(THE TASK)
Go through the lines below and tally each one holding "aaral". Write only the total.

(RECORDS FOR THIS TASK begins)

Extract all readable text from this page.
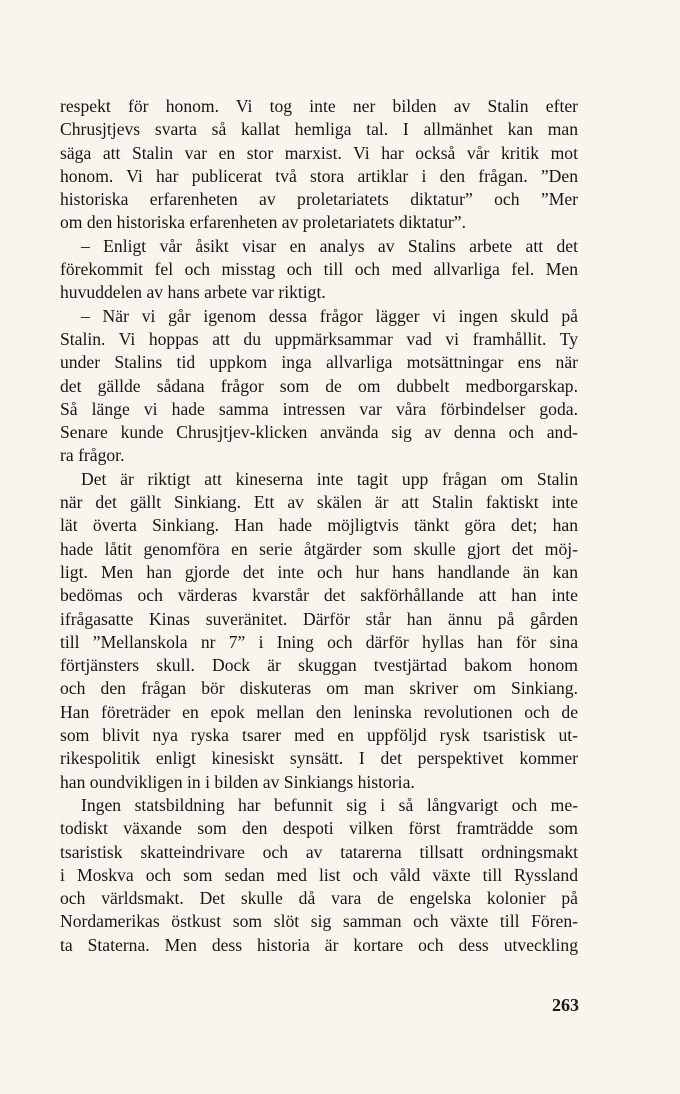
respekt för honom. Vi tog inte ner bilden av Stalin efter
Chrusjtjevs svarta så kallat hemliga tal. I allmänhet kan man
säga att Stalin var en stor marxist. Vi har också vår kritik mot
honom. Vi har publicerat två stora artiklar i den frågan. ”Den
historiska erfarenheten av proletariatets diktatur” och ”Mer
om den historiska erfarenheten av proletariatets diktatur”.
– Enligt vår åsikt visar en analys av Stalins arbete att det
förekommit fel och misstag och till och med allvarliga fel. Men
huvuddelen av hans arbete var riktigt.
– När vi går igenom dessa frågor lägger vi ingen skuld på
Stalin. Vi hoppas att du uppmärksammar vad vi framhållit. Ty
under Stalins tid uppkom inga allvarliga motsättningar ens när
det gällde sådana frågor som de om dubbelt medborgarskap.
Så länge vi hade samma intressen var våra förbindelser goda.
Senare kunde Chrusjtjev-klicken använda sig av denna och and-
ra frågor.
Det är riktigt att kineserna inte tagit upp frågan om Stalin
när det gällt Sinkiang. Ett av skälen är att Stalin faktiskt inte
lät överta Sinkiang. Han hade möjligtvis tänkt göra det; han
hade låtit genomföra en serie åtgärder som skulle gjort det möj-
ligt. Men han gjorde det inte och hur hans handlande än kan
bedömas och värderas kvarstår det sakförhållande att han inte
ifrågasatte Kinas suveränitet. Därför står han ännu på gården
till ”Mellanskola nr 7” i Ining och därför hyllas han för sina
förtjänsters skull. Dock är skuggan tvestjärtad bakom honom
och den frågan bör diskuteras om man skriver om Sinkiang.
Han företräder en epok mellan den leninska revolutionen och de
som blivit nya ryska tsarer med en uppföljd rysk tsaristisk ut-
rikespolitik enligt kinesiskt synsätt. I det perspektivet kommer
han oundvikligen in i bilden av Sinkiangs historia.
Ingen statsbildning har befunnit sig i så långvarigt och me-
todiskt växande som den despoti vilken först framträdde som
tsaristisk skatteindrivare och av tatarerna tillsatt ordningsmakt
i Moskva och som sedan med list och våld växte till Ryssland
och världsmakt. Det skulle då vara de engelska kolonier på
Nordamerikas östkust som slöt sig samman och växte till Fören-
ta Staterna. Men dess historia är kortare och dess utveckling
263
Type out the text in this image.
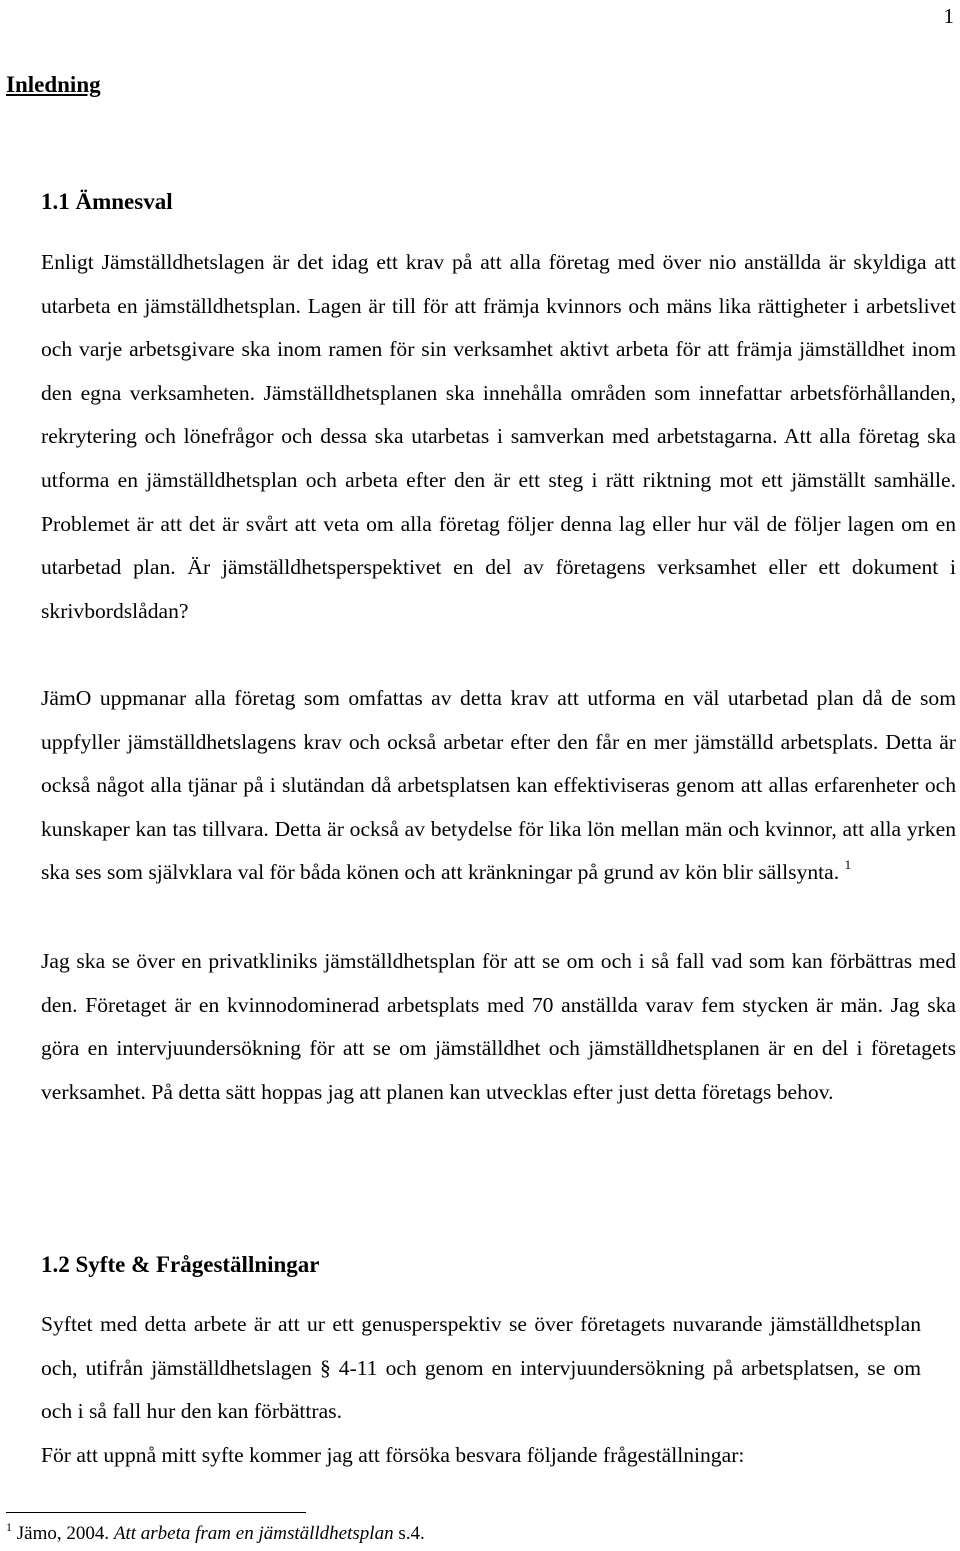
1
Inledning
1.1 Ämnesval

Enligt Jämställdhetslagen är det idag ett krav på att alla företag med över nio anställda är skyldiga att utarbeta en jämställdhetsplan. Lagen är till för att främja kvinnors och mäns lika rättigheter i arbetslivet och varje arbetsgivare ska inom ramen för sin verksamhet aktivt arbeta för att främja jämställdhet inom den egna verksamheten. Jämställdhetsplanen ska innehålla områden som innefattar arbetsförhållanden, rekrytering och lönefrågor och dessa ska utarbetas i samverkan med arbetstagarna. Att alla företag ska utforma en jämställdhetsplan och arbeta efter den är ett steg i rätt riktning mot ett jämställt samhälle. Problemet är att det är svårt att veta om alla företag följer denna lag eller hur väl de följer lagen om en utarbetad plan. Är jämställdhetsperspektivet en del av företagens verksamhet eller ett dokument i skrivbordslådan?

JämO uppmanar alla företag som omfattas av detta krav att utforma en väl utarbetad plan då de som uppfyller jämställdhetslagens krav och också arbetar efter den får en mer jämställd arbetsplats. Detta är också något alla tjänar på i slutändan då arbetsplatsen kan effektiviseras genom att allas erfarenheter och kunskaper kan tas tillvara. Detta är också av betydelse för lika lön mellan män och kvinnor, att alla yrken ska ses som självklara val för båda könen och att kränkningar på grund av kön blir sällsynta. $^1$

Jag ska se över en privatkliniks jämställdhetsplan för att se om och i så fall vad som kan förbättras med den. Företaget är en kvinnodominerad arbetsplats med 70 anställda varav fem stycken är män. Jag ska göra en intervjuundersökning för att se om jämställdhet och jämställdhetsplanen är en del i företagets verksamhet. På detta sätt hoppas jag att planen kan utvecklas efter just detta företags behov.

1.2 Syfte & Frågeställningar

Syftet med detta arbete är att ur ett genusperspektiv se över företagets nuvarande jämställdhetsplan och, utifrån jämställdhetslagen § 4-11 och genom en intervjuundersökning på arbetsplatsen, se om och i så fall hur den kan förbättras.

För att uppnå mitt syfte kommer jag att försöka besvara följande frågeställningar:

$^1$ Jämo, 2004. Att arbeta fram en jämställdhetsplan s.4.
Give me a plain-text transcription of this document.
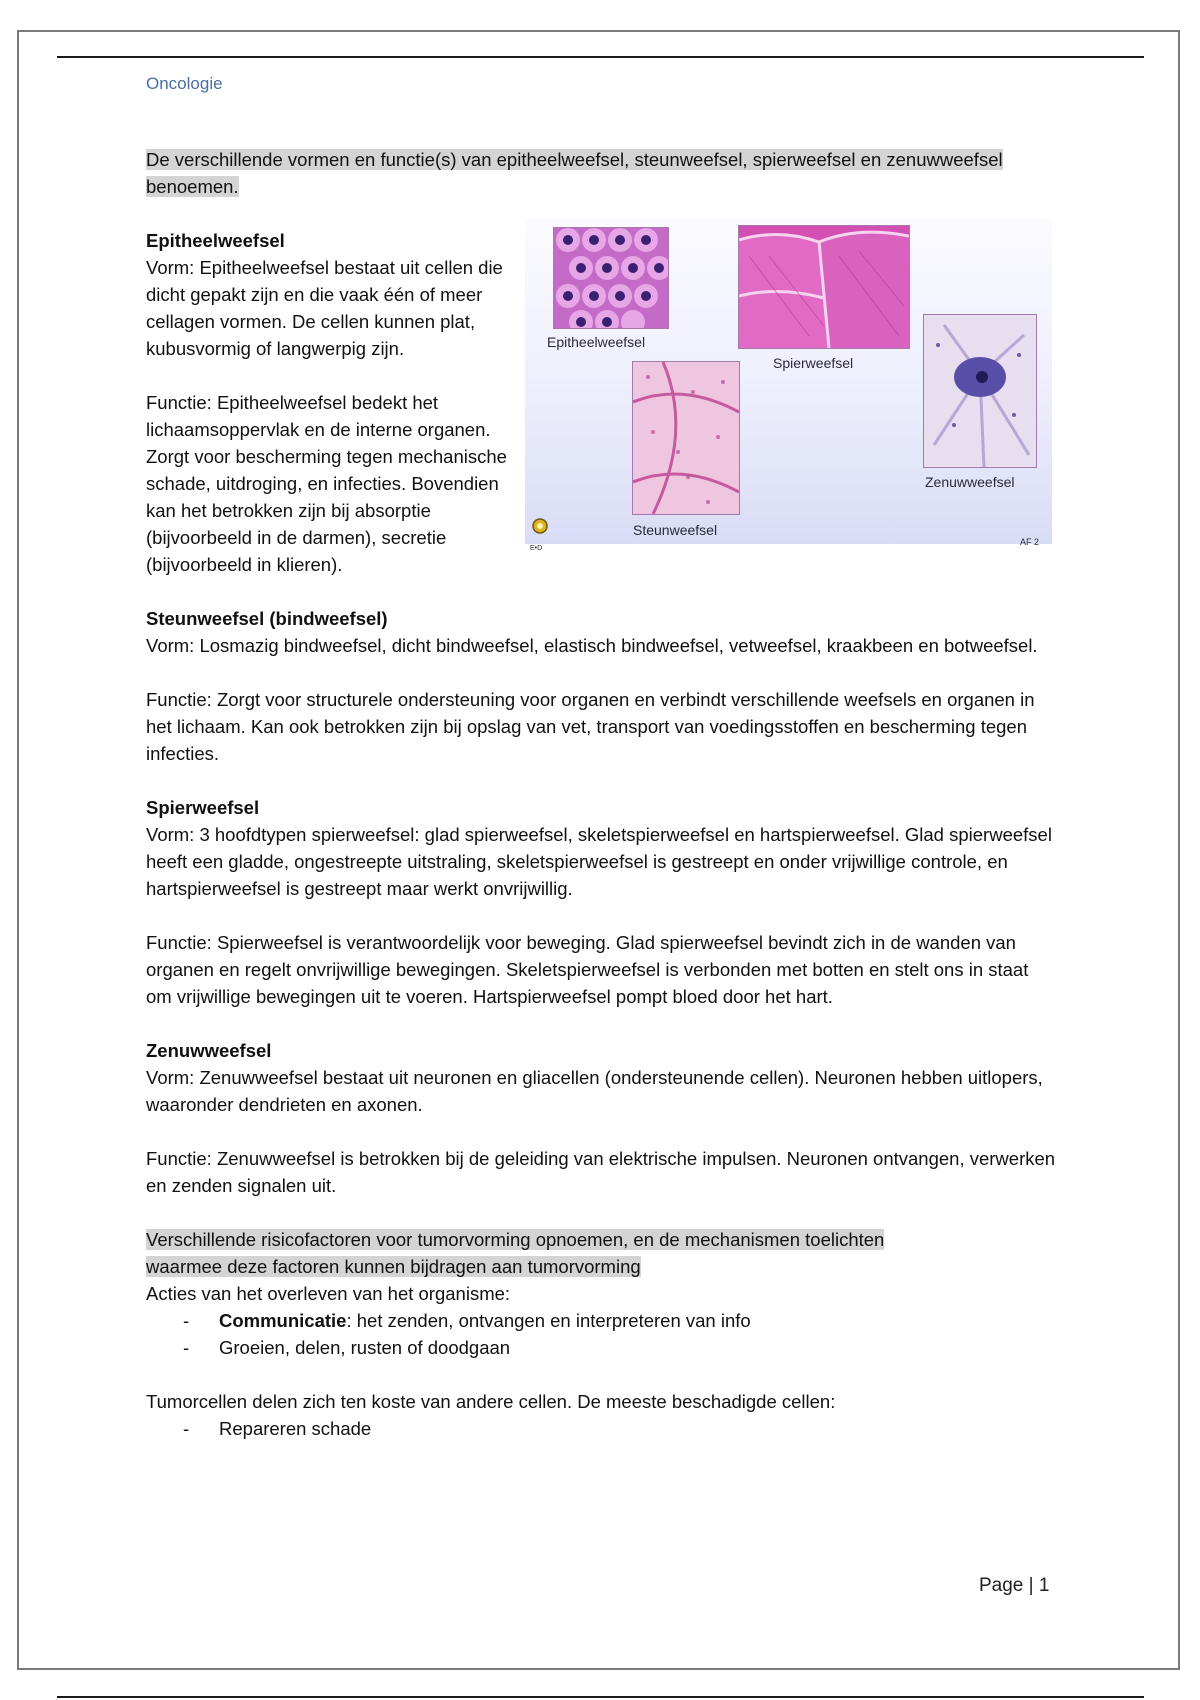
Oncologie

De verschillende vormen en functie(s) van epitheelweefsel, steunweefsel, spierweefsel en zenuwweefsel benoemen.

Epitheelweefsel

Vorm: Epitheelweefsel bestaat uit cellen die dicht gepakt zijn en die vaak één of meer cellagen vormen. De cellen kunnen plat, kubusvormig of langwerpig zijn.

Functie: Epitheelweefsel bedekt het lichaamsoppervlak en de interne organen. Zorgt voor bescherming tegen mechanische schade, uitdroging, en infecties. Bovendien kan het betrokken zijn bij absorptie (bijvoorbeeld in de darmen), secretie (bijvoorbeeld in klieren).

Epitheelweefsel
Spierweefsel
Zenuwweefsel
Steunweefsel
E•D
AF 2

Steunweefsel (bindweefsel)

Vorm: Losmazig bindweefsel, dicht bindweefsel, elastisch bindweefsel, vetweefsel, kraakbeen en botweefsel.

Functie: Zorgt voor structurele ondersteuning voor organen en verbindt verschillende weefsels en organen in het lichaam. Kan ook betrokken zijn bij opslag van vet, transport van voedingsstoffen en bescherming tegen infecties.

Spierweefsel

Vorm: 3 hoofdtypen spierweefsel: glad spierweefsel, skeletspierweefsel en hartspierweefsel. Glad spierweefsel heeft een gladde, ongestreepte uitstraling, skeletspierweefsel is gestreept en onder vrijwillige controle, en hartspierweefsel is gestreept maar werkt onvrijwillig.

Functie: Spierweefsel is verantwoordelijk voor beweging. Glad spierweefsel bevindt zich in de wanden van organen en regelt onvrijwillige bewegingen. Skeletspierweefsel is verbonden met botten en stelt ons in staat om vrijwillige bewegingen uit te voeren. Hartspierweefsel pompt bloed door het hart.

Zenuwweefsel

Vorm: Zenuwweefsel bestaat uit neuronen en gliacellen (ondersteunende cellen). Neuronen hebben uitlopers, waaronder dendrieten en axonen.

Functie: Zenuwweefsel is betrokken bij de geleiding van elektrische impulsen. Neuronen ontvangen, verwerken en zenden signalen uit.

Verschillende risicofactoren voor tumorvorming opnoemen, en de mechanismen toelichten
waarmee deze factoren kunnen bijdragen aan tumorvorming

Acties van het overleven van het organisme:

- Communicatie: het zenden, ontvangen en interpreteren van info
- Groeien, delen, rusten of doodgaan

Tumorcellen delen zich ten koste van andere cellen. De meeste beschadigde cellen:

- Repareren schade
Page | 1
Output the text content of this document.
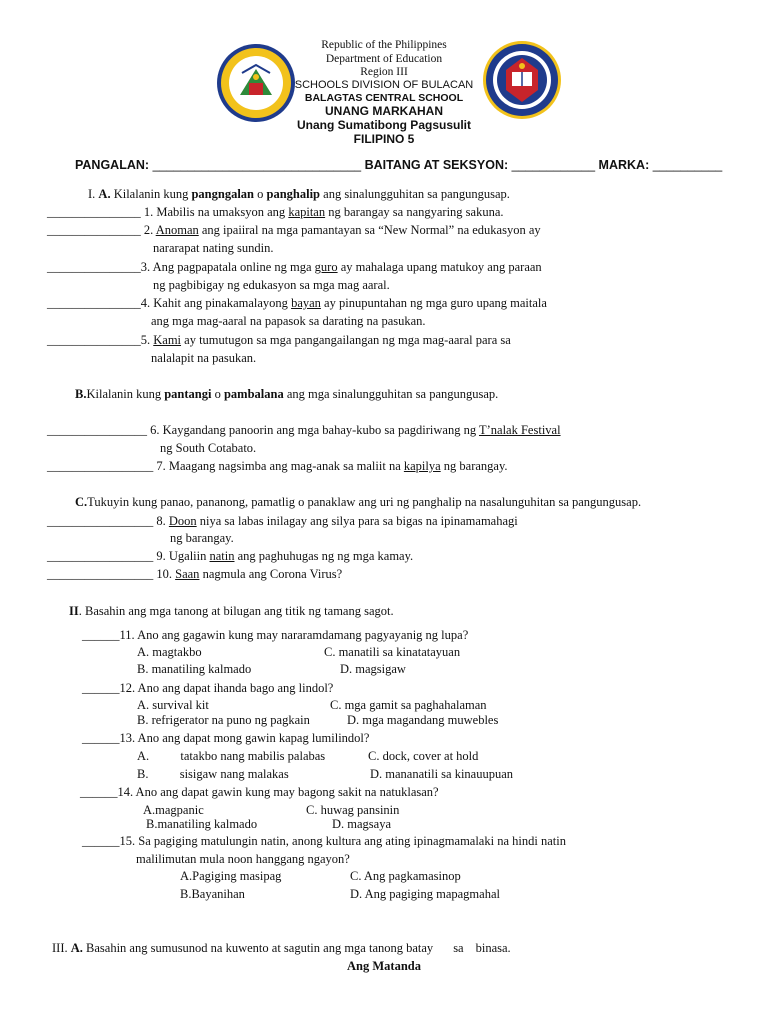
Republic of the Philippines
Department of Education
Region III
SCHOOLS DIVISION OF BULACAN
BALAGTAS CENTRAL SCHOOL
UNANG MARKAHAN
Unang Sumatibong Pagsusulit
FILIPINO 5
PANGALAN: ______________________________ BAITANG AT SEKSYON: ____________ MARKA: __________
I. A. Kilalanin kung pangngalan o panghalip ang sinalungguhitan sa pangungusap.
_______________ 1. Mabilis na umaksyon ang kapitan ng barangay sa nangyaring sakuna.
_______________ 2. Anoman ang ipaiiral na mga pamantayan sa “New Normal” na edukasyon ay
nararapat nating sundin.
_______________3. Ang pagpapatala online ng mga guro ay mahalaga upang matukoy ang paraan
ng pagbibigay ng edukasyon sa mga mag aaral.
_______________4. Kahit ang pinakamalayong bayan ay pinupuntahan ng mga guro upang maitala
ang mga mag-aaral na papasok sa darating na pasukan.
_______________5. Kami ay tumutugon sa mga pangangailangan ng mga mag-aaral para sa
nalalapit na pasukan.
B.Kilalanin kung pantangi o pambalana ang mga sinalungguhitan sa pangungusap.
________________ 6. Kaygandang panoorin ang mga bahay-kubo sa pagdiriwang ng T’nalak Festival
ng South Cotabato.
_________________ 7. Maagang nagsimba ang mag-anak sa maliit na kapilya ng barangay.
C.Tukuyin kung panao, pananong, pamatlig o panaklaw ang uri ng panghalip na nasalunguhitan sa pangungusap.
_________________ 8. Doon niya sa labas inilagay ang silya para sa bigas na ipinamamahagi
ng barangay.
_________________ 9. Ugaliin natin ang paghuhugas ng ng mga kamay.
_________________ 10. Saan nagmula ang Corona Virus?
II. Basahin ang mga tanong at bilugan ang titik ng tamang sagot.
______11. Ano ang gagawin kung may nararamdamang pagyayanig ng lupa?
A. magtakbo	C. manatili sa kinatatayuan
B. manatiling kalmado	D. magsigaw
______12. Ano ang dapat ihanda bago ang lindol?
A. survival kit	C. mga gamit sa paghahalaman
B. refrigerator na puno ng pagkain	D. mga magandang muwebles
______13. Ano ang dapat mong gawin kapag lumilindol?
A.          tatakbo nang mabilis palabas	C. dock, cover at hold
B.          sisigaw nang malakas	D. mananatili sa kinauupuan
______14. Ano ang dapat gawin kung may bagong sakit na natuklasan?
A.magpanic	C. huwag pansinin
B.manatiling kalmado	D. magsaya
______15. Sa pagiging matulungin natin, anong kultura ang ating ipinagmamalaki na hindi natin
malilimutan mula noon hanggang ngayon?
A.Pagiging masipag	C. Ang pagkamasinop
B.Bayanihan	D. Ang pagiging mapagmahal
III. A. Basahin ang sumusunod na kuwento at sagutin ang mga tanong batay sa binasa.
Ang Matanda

(RECORDS FOR THIS TASK ends)

(YOUR RESPONSE)
3